[Items from a document page collection]
--

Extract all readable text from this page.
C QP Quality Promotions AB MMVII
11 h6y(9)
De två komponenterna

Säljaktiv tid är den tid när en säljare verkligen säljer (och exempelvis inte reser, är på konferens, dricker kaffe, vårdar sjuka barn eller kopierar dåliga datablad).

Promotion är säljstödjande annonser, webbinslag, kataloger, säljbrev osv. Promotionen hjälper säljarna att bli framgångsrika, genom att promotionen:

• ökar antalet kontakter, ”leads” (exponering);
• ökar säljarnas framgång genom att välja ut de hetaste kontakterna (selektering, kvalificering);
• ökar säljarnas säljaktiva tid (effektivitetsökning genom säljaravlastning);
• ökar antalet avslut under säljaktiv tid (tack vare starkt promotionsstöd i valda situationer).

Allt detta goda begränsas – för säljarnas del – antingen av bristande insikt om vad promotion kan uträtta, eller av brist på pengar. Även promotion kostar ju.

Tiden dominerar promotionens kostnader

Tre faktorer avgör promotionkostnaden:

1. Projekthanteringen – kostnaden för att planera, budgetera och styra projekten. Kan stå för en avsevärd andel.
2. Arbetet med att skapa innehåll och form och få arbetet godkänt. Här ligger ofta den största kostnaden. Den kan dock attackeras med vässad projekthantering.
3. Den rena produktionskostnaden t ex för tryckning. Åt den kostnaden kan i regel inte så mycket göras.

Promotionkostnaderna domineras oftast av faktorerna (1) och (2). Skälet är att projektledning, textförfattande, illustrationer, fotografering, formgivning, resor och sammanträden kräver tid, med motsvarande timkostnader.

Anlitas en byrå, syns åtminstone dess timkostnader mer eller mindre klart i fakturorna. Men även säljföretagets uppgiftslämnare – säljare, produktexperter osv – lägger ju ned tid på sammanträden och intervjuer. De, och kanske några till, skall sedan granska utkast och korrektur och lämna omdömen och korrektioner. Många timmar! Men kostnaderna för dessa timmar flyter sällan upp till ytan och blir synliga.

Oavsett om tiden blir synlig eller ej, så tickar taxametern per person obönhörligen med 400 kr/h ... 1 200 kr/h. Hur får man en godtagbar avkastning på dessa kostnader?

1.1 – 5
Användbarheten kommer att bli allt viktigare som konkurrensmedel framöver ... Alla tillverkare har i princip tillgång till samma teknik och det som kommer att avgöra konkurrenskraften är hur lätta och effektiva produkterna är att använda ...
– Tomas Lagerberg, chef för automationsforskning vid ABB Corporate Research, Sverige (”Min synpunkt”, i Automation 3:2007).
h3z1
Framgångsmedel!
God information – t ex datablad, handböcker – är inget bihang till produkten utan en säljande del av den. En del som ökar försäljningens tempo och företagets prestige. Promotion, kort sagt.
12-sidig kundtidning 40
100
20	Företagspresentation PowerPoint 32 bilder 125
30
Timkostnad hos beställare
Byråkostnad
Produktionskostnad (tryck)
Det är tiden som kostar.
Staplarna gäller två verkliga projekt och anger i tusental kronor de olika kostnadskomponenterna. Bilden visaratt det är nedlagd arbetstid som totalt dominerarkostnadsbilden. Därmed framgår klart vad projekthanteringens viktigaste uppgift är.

--

ACTION ITEM ▸ Reprint the entries above in full, exactly as they are.

ANSWER TO THE PROBLEM ▸
Extract all readable text from this page.
C QP Quality Promotions AB MMVII
11 h6y(9)
De två komponenterna

Säljaktiv tid är den tid när en säljare verkligen säljer (och exempelvis inte reser, är på konferens, dricker kaffe, vårdar sjuka barn eller kopierar dåliga datablad).

Promotion är säljstödjande annonser, webbinslag, kataloger, säljbrev osv. Promotionen hjälper säljarna att bli framgångsrika, genom att promotionen:

• ökar antalet kontakter, ”leads” (exponering);
• ökar säljarnas framgång genom att välja ut de hetaste kontakterna (selektering, kvalificering);
• ökar säljarnas säljaktiva tid (effektivitetsökning genom säljaravlastning);
• ökar antalet avslut under säljaktiv tid (tack vare starkt promotionsstöd i valda situationer).

Allt detta goda begränsas – för säljarnas del – antingen av bristande insikt om vad promotion kan uträtta, eller av brist på pengar. Även promotion kostar ju.

Tiden dominerar promotionens kostnader

Tre faktorer avgör promotionkostnaden:

1. Projekthanteringen – kostnaden för att planera, budgetera och styra projekten. Kan stå för en avsevärd andel.
2. Arbetet med att skapa innehåll och form och få arbetet godkänt. Här ligger ofta den största kostnaden. Den kan dock attackeras med vässad projekthantering.
3. Den rena produktionskostnaden t ex för tryckning. Åt den kostnaden kan i regel inte så mycket göras.

Promotionkostnaderna domineras oftast av faktorerna (1) och (2). Skälet är att projektledning, textförfattande, illustrationer, fotografering, formgivning, resor och sammanträden kräver tid, med motsvarande timkostnader.

Anlitas en byrå, syns åtminstone dess timkostnader mer eller mindre klart i fakturorna. Men även säljföretagets uppgiftslämnare – säljare, produktexperter osv – lägger ju ned tid på sammanträden och intervjuer. De, och kanske några till, skall sedan granska utkast och korrektur och lämna omdömen och korrektioner. Många timmar! Men kostnaderna för dessa timmar flyter sällan upp till ytan och blir synliga.

Oavsett om tiden blir synlig eller ej, så tickar taxametern per person obönhörligen med 400 kr/h ... 1 200 kr/h. Hur får man en godtagbar avkastning på dessa kostnader?

1.1 – 5
Användbarheten kommer att bli allt viktigare som konkurrensmedel framöver ... Alla tillverkare har i princip tillgång till samma teknik och det som kommer att avgöra konkurrenskraften är hur lätta och effektiva produkterna är att använda ...
– Tomas Lagerberg, chef för automationsforskning vid ABB Corporate Research, Sverige (”Min synpunkt”, i Automation 3:2007).
h3z1
Framgångsmedel!
God information – t ex datablad, handböcker – är inget bihang till produkten utan en säljande del av den. En del som ökar försäljningens tempo och företagets prestige. Promotion, kort sagt.
12-sidig kundtidning 40
100
20	Företagspresentation PowerPoint 32 bilder 125
30
Timkostnad hos beställare
Byråkostnad
Produktionskostnad (tryck)
Det är tiden som kostar.
Staplarna gäller två verkliga projekt och anger i tusental kronor de olika kostnadskomponenterna. Bilden visaratt det är nedlagd arbetstid som totalt dominerarkostnadsbilden. Därmed framgår klart vad projekthanteringens viktigaste uppgift är.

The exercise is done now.